THE EXERCISE: Make an exact copy of the entries below.
** Start RECORD LIST **
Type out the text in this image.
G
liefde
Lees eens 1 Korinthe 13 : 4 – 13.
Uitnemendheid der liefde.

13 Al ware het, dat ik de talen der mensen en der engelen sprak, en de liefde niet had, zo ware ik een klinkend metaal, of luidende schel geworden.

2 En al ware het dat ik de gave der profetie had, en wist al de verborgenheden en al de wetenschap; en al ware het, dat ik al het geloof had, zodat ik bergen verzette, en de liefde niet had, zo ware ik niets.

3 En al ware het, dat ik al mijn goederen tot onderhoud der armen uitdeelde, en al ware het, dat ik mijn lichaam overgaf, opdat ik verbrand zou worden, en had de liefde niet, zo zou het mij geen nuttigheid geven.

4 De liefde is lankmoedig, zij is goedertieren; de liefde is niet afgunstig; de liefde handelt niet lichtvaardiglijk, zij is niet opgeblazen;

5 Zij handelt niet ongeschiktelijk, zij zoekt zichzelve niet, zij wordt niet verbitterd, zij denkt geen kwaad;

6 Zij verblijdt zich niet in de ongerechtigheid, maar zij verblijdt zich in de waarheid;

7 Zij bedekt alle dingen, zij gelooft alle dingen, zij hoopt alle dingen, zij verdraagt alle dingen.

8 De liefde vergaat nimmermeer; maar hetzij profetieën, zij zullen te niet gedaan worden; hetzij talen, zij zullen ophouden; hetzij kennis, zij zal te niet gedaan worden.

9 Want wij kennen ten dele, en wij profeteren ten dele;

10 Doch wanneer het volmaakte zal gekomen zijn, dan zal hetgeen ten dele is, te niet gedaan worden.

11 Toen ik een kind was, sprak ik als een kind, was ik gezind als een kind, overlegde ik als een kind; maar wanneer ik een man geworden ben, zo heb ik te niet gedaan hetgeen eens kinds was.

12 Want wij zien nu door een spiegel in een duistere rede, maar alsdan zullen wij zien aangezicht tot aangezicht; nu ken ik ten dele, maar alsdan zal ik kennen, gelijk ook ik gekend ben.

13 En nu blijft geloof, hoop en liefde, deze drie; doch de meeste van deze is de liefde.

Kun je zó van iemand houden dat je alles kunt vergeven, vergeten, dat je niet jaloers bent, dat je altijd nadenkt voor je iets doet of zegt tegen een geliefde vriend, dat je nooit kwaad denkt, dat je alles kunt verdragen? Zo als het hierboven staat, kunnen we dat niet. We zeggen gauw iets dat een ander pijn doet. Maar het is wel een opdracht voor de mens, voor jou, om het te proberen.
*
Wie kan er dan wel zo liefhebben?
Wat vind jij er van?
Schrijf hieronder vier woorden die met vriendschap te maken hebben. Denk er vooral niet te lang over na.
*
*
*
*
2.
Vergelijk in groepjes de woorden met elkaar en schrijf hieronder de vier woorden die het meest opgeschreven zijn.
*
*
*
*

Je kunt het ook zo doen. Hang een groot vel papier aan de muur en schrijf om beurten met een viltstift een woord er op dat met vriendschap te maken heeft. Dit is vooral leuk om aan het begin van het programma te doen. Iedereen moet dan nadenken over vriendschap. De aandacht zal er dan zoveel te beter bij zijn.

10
** End RECORD LIST **
RESULT OF THIS EXERCISE:
Type out the text in this image.
G
liefde
Lees eens 1 Korinthe 13 : 4 – 13.
Uitnemendheid der liefde.

13 Al ware het, dat ik de talen der mensen en der engelen sprak, en de liefde niet had, zo ware ik een klinkend metaal, of luidende schel geworden.

2 En al ware het dat ik de gave der profetie had, en wist al de verborgenheden en al de wetenschap; en al ware het, dat ik al het geloof had, zodat ik bergen verzette, en de liefde niet had, zo ware ik niets.

3 En al ware het, dat ik al mijn goederen tot onderhoud der armen uitdeelde, en al ware het, dat ik mijn lichaam overgaf, opdat ik verbrand zou worden, en had de liefde niet, zo zou het mij geen nuttigheid geven.

4 De liefde is lankmoedig, zij is goedertieren; de liefde is niet afgunstig; de liefde handelt niet lichtvaardiglijk, zij is niet opgeblazen;

5 Zij handelt niet ongeschiktelijk, zij zoekt zichzelve niet, zij wordt niet verbitterd, zij denkt geen kwaad;

6 Zij verblijdt zich niet in de ongerechtigheid, maar zij verblijdt zich in de waarheid;

7 Zij bedekt alle dingen, zij gelooft alle dingen, zij hoopt alle dingen, zij verdraagt alle dingen.

8 De liefde vergaat nimmermeer; maar hetzij profetieën, zij zullen te niet gedaan worden; hetzij talen, zij zullen ophouden; hetzij kennis, zij zal te niet gedaan worden.

9 Want wij kennen ten dele, en wij profeteren ten dele;

10 Doch wanneer het volmaakte zal gekomen zijn, dan zal hetgeen ten dele is, te niet gedaan worden.

11 Toen ik een kind was, sprak ik als een kind, was ik gezind als een kind, overlegde ik als een kind; maar wanneer ik een man geworden ben, zo heb ik te niet gedaan hetgeen eens kinds was.

12 Want wij zien nu door een spiegel in een duistere rede, maar alsdan zullen wij zien aangezicht tot aangezicht; nu ken ik ten dele, maar alsdan zal ik kennen, gelijk ook ik gekend ben.

13 En nu blijft geloof, hoop en liefde, deze drie; doch de meeste van deze is de liefde.

Kun je zó van iemand houden dat je alles kunt vergeven, vergeten, dat je niet jaloers bent, dat je altijd nadenkt voor je iets doet of zegt tegen een geliefde vriend, dat je nooit kwaad denkt, dat je alles kunt verdragen? Zo als het hierboven staat, kunnen we dat niet. We zeggen gauw iets dat een ander pijn doet. Maar het is wel een opdracht voor de mens, voor jou, om het te proberen.
*
Wie kan er dan wel zo liefhebben?
Wat vind jij er van?
Schrijf hieronder vier woorden die met vriendschap te maken hebben. Denk er vooral niet te lang over na.
*
*
*
*
2.
Vergelijk in groepjes de woorden met elkaar en schrijf hieronder de vier woorden die het meest opgeschreven zijn.
*
*
*
*

Je kunt het ook zo doen. Hang een groot vel papier aan de muur en schrijf om beurten met een viltstift een woord er op dat met vriendschap te maken heeft. Dit is vooral leuk om aan het begin van het programma te doen. Iedereen moet dan nadenken over vriendschap. De aandacht zal er dan zoveel te beter bij zijn.

10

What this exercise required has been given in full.